begin DATA EXCERPTS
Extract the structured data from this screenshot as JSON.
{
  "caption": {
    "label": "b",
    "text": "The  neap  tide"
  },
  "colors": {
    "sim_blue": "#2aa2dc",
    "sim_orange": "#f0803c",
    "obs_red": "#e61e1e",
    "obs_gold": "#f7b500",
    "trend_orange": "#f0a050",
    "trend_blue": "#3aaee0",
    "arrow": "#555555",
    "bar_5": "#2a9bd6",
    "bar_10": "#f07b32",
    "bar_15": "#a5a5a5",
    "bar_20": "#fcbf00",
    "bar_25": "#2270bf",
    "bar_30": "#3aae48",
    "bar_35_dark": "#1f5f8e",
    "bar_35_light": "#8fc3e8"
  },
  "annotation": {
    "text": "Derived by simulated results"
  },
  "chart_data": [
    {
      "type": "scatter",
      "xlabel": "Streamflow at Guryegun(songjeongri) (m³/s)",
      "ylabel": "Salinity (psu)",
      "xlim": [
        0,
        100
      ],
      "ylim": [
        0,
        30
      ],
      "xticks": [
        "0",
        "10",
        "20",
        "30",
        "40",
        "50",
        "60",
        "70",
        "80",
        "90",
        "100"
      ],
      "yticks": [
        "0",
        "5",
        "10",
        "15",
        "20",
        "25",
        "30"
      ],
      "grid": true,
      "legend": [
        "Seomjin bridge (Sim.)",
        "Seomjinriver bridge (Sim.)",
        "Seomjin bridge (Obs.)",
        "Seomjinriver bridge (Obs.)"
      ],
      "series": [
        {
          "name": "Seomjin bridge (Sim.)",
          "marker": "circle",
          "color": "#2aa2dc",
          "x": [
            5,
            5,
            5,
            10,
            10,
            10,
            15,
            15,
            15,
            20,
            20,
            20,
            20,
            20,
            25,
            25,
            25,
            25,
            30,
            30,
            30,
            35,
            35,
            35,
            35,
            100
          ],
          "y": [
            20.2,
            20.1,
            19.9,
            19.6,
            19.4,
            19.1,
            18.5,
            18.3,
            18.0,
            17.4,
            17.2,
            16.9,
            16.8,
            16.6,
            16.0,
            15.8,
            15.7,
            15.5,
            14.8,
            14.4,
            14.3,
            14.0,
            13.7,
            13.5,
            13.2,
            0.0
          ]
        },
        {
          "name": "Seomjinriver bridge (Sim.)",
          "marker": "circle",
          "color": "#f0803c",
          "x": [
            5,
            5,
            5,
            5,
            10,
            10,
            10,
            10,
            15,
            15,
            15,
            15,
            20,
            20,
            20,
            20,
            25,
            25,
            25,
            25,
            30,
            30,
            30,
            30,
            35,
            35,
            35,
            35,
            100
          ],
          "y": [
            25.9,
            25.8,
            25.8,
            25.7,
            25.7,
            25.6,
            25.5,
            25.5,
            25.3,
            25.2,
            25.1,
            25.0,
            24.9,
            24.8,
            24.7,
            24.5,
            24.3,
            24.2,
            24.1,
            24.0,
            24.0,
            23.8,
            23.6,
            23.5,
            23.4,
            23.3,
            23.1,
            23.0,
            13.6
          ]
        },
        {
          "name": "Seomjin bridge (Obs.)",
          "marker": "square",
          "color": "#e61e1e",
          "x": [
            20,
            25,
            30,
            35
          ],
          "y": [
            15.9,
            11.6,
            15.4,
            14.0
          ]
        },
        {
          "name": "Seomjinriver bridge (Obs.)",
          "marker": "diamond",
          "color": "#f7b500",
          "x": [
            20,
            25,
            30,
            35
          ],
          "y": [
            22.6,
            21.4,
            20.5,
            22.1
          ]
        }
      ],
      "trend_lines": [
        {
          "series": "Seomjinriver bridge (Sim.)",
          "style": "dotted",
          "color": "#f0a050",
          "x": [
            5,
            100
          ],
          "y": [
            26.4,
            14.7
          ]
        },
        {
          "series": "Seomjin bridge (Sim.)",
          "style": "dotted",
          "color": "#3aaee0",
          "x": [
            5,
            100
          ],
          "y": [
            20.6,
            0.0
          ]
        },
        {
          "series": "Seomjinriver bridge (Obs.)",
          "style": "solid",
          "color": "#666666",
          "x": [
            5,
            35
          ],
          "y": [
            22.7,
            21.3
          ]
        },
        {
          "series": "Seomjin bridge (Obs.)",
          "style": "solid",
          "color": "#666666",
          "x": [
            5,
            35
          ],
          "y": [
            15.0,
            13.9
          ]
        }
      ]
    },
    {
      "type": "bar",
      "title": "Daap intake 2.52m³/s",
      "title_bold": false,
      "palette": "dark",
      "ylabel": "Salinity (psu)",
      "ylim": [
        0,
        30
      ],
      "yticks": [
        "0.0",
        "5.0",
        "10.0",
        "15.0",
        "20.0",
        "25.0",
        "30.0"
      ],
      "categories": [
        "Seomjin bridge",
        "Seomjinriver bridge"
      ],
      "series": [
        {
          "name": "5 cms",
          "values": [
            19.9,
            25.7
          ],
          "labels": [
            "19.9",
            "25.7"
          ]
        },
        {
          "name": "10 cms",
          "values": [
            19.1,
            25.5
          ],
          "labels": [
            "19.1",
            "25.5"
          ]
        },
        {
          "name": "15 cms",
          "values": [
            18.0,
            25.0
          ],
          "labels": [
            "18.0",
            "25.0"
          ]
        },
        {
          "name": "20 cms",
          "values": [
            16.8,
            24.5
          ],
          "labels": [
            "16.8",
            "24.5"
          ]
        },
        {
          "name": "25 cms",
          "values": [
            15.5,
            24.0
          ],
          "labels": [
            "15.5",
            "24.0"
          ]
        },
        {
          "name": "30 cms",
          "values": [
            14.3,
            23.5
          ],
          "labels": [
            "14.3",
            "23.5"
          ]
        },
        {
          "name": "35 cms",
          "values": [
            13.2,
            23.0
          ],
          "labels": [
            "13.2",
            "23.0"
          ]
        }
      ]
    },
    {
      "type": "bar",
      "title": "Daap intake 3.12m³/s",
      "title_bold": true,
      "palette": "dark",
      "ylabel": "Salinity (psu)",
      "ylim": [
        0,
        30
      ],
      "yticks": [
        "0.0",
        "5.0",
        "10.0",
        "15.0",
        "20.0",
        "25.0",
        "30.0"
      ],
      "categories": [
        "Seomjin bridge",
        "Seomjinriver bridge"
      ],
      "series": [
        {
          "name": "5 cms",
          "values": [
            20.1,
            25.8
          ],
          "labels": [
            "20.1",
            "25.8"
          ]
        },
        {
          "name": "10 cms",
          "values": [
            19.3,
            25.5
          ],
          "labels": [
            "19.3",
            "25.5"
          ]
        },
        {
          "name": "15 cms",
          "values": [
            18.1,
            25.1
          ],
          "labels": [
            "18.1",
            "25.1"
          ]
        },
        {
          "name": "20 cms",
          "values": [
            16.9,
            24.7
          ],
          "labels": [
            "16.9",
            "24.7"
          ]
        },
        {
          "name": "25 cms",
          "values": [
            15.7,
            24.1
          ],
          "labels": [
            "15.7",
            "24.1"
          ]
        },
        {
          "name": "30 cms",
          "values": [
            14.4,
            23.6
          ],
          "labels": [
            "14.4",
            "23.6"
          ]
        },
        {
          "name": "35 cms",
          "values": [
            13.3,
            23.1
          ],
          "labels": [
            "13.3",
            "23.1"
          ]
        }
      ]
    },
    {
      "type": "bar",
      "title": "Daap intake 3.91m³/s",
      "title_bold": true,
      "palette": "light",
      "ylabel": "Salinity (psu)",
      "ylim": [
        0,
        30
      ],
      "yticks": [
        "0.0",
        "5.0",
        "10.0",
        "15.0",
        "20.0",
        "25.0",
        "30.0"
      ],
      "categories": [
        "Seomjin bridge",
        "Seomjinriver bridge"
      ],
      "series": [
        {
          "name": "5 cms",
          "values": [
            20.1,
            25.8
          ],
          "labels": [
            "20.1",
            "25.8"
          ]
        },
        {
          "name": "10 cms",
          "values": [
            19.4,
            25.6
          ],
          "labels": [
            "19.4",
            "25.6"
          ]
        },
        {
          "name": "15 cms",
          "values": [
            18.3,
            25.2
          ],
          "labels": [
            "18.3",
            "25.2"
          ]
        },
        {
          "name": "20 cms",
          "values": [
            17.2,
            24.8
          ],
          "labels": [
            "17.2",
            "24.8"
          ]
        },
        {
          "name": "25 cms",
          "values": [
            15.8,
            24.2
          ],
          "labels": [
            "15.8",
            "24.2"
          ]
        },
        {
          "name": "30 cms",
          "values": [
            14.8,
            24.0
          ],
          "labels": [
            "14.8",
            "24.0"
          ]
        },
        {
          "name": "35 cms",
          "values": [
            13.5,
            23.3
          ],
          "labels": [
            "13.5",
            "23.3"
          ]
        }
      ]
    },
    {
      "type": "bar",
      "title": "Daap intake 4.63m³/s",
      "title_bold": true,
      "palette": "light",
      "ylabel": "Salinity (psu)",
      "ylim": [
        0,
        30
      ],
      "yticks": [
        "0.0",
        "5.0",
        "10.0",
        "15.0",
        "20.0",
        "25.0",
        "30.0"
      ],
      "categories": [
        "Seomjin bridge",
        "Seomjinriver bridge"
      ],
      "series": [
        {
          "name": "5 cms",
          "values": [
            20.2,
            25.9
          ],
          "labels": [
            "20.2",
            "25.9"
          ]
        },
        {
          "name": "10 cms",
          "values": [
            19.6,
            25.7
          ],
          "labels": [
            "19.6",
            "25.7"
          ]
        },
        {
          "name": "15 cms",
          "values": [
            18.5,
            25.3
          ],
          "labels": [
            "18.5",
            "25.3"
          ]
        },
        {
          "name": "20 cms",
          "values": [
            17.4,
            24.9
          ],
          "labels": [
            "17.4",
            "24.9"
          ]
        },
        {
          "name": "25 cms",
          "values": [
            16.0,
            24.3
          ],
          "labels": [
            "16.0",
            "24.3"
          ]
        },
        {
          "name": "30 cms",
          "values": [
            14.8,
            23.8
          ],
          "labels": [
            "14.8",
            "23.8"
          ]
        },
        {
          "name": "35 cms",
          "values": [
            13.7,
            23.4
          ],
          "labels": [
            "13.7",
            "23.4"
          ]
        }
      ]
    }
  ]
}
end DATA EXCERPTS
EXERCISE AIM |
Go over the records above and tally the lines with the word "intake" in them. Give the number alone.

CORRECT OUTPUT |
4